Przepisz wiernie fragment tekstu o „Księżniczce Turandot” od słów „GŁOS ENTUZJASTY” do słów „się szczególnie jaskrawo).”.

Fragment tekstu
━━━━━━
Artykuły

Dyskutujemy nad "Księżniczką Turandot"

Nowa premiera w Państwowym Teatrze Ludowym - "Księżniczka Turandot" Carlo Gozziego już od pierwszego przedstawienia spotkała się z bardzo żywą reakcją widzów, a także - z bardzo sprzecznymi ocenami. Ponieważ inscenizacja tej sztuki jest rzeczywiście bardzo dyskusyjna, zapraszamy Czytelników do zabrania na ten temat głosu na łamach naszej gazety. Publikowany dzisiaj pierwszy "głos w dyskusji" nie ma ambicji wyczerpania zagadnienia; celem jego jest tylko poruszenie najbardziej istotnych zagadnień tej inscenizacji.

GŁOS ENTUZJASTY

Przede wszystkim mam zamiar bronić samej koncepcji przedstawienia. Z humorem w teatrze bywa, rozmaicie. Zazwyczaj o tym, czy nabierze on naprawdę szerokiego oddechu decyduje tekst sztuki. Sprawa, jest więc stosunkowo prosta, jeśli na scenie ukazuje się "Rewizor", "Zemsta", czy "Wieczór Trzech Króli". Ale jak wiadomo literatura światowa nie składa się z samych arcydzieł (jeśli pominąć już tak elementarny problem jak to, że sprostać wymaganiom sztuki doskonalej jest o wiele trudniej, że na kryształowym szkle każda rysa uwidacznia się szczególnie jaskrawo).
━━━━━━
Podane informacje
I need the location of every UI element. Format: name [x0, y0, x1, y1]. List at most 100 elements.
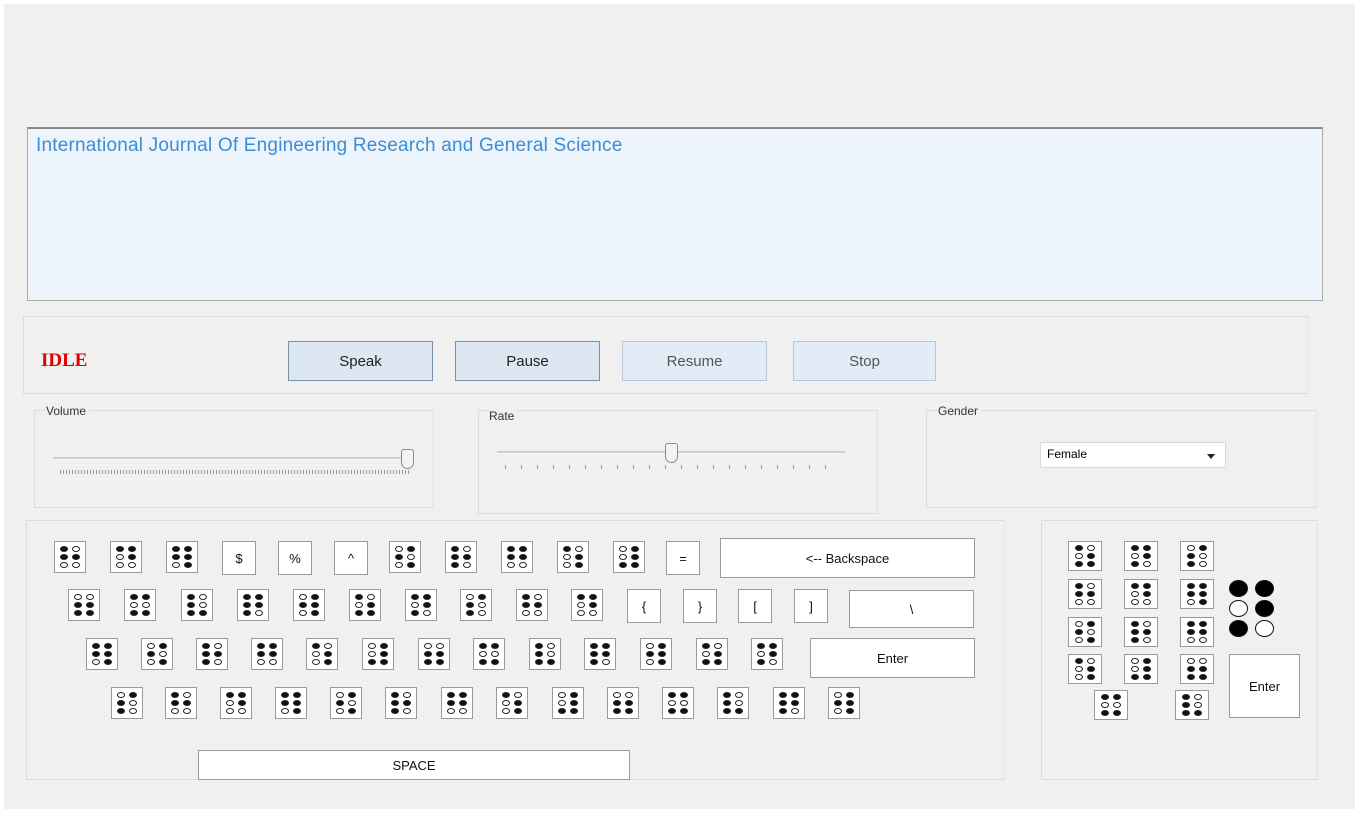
━━━━━━
Wynik zadania
GŁOS ENTUZJASTY

Przede wszystkim mam zamiar bronić samej koncepcji przedstawienia. Z humorem w teatrze bywa, rozmaicie. Zazwyczaj o tym, czy nabierze on naprawdę szerokiego oddechu decyduje tekst sztuki. Sprawa, jest więc stosunkowo prosta, jeśli na scenie ukazuje się "Rewizor", "Zemsta", czy "Wieczór Trzech Króli". Ale jak wiadomo literatura światowa nie składa się z samych arcydzieł (jeśli pominąć już tak elementarny problem jak to, że sprostać wymaganiom sztuki doskonalej jest o wiele trudniej, że na kryształowym szkle każda rysa uwidacznia się szczególnie jaskrawo).